The problem: Filter the entries that follow, copying every line in which the word "peper" appears.

====================

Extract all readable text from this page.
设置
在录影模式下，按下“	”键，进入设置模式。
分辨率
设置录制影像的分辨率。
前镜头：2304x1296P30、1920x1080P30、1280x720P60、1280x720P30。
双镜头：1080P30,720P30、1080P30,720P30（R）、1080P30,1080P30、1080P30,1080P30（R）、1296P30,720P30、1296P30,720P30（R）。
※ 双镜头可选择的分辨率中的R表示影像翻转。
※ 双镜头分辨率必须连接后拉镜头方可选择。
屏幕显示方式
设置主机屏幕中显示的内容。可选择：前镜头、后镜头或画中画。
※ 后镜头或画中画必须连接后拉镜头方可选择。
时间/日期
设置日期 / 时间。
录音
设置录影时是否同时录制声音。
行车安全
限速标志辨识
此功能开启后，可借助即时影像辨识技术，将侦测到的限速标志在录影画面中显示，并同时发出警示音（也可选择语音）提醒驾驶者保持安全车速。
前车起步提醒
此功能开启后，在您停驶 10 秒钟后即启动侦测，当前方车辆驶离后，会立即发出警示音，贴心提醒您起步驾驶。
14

====================

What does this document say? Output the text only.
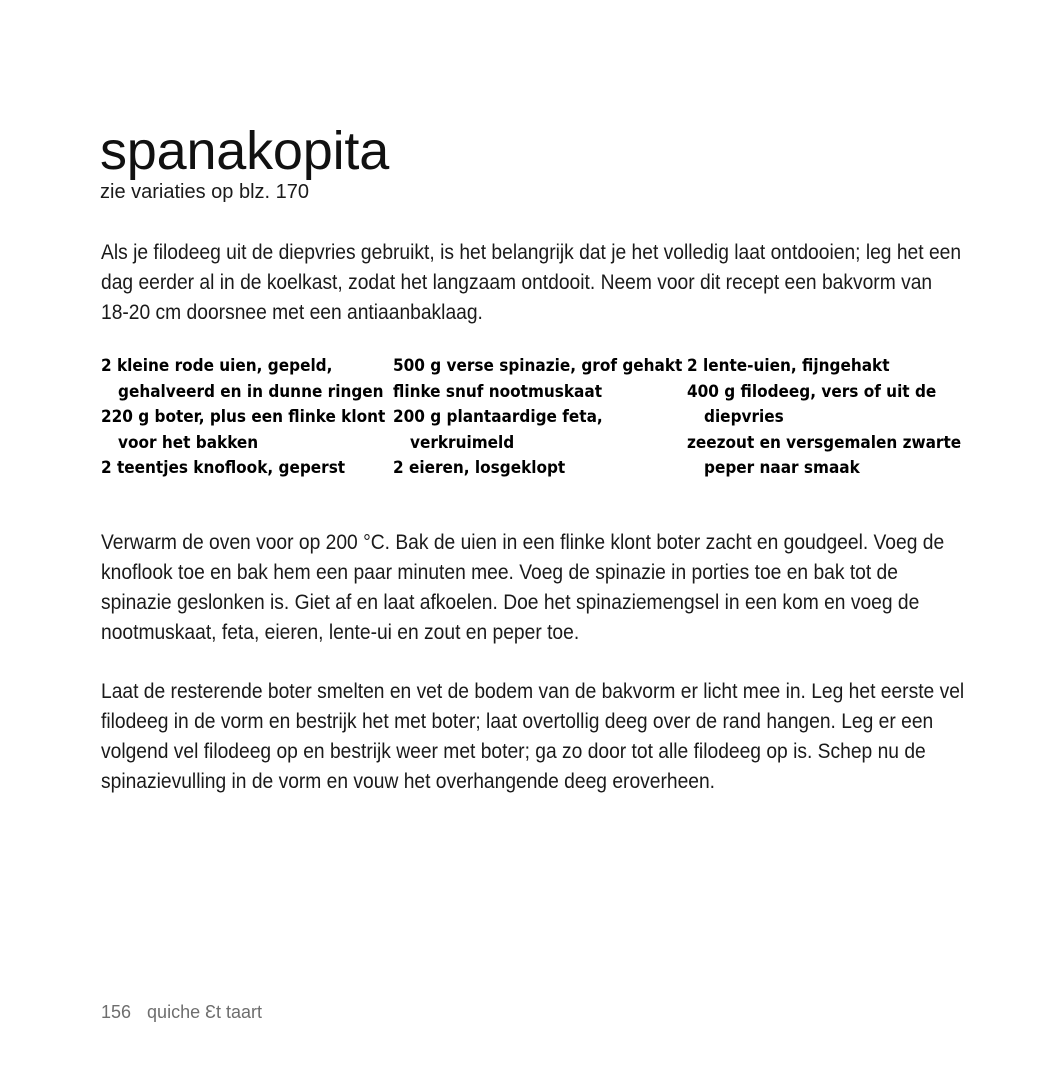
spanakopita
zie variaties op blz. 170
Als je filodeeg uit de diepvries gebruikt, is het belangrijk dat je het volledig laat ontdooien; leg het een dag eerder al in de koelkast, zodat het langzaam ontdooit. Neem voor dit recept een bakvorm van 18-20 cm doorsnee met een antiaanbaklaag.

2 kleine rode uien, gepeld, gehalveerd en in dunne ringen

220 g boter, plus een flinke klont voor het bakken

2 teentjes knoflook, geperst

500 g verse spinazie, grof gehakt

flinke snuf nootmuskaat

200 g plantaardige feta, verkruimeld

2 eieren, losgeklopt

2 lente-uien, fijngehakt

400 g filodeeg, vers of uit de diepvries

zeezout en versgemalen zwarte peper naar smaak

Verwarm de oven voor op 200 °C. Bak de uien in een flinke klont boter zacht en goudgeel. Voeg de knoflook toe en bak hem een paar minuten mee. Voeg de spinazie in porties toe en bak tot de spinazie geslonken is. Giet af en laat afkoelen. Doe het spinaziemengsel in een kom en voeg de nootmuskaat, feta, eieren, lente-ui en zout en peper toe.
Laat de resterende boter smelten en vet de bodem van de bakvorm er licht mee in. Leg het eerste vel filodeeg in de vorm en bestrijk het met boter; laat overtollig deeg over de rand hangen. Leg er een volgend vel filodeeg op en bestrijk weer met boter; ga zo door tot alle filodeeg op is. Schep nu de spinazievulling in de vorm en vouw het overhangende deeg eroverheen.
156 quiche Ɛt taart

====================

Exercise answer:
zeezout en versgemalen zwarte peper naar smaak
Verwarm de oven voor op 200 °C. Bak de uien in een flinke klont boter zacht en goudgeel. Voeg de knoflook toe en bak hem een paar minuten mee. Voeg de spinazie in porties toe en bak tot de spinazie geslonken is. Giet af en laat afkoelen. Doe het spinaziemengsel in een kom en voeg de nootmuskaat, feta, eieren, lente-ui en zout en peper toe.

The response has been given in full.